Given task
Report how many lines in the listing below include the word "What". Write nothing besides the number.

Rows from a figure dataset
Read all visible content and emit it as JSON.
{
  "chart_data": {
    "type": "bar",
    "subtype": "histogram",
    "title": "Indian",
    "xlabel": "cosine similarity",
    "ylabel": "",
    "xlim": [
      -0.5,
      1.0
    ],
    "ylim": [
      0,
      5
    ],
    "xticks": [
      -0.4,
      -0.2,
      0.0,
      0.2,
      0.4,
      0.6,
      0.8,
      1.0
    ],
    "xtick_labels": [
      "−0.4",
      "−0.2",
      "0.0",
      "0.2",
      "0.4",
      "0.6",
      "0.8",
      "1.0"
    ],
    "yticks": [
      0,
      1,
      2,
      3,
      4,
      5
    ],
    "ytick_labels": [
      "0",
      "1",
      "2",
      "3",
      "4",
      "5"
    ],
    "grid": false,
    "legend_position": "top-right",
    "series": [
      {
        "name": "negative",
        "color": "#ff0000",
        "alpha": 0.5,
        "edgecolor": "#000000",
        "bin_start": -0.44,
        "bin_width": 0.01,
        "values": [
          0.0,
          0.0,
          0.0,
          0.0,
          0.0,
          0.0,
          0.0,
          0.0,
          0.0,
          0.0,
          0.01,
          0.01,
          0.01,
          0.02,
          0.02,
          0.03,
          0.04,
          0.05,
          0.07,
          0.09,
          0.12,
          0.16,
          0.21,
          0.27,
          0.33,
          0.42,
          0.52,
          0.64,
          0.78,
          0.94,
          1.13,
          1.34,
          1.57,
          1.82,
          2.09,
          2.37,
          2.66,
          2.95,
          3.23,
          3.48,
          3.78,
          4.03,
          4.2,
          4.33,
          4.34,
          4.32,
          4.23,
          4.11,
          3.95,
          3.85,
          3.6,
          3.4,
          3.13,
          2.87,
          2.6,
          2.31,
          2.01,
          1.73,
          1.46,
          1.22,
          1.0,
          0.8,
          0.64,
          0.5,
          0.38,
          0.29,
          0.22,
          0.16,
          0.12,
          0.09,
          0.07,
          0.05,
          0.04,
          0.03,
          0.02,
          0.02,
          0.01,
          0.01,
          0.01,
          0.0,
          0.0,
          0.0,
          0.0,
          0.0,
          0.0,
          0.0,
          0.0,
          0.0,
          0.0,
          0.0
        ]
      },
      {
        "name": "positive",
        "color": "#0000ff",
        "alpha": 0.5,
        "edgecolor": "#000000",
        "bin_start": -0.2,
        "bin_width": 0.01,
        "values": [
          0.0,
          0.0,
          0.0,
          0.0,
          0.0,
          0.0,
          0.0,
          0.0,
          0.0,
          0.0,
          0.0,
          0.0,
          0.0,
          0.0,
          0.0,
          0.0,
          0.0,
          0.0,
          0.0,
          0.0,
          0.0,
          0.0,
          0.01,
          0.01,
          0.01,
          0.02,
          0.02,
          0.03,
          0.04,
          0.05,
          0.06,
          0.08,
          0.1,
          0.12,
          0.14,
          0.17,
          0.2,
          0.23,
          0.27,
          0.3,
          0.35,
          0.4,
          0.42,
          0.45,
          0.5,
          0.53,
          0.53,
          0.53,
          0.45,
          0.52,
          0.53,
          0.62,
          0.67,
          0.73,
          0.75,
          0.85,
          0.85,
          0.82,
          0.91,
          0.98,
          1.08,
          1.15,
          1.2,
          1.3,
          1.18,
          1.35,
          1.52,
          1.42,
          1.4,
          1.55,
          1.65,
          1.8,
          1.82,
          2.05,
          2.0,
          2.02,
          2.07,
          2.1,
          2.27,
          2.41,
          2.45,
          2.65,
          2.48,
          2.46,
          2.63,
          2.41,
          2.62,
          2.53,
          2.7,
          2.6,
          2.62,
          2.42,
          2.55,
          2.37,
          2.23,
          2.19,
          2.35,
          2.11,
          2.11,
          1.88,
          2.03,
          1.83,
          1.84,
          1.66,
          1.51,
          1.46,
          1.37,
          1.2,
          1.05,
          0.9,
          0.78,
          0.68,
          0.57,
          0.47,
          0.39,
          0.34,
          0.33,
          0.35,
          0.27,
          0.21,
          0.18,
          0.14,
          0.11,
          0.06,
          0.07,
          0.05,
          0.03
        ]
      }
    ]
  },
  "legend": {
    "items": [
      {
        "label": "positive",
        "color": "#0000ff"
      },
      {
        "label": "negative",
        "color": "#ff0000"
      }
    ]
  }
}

==

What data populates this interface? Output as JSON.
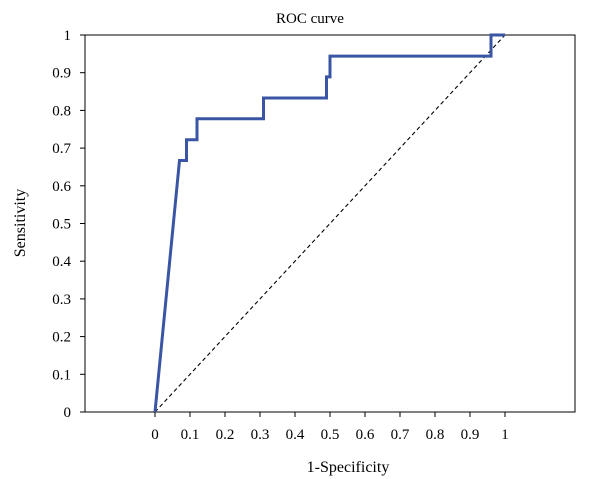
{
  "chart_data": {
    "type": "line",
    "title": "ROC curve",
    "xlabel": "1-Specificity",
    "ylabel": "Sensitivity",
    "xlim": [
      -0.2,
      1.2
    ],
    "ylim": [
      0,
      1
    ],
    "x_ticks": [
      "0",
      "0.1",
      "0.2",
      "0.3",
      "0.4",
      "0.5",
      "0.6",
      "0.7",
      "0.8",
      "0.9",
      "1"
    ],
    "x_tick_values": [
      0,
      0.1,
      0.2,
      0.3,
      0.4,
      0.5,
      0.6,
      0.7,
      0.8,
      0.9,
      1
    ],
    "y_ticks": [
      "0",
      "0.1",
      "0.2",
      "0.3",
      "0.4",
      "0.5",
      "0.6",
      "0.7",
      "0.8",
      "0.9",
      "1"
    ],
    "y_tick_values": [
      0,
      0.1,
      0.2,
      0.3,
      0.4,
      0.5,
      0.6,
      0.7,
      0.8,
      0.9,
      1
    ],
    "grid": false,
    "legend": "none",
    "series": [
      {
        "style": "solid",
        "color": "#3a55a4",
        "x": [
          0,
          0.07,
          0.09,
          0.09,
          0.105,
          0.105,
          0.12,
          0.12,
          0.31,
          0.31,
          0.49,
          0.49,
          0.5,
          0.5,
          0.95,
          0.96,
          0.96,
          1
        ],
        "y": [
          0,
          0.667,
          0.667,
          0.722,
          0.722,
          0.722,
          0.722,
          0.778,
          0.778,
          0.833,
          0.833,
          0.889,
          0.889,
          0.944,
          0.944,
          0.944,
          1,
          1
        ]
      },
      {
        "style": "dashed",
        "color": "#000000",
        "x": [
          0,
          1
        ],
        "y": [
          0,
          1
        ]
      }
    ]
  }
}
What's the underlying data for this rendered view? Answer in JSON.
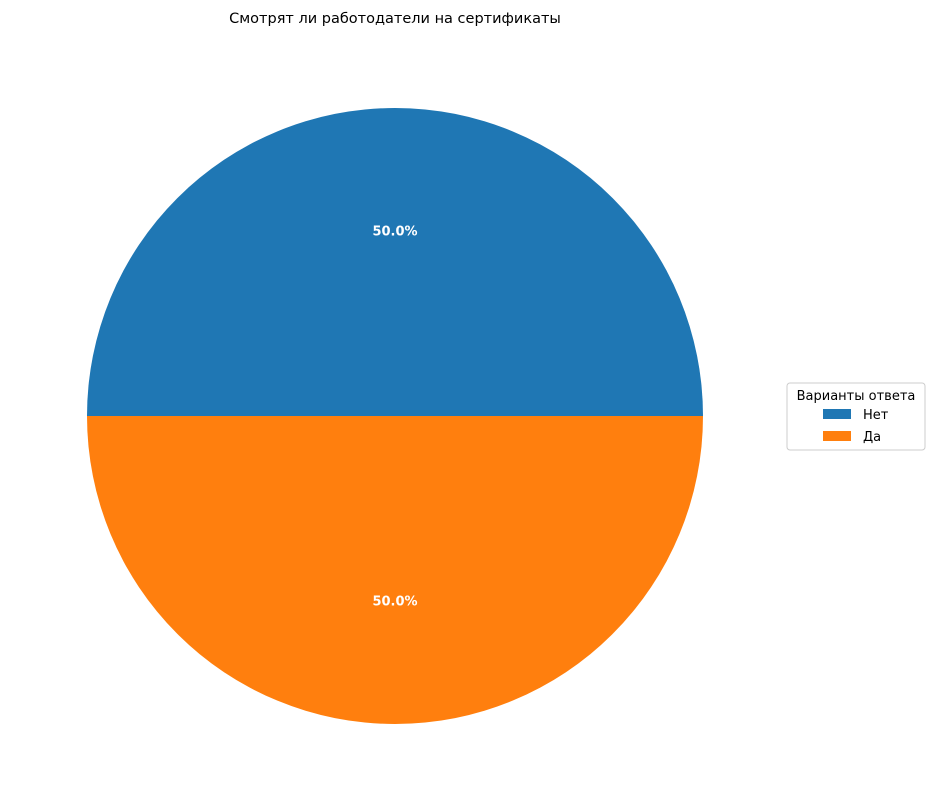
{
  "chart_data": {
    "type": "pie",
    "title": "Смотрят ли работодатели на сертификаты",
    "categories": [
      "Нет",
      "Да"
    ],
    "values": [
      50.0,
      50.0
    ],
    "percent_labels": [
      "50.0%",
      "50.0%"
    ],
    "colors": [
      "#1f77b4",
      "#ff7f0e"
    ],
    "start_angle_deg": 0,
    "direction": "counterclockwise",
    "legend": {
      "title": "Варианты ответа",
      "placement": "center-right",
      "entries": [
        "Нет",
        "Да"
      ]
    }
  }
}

Full output
2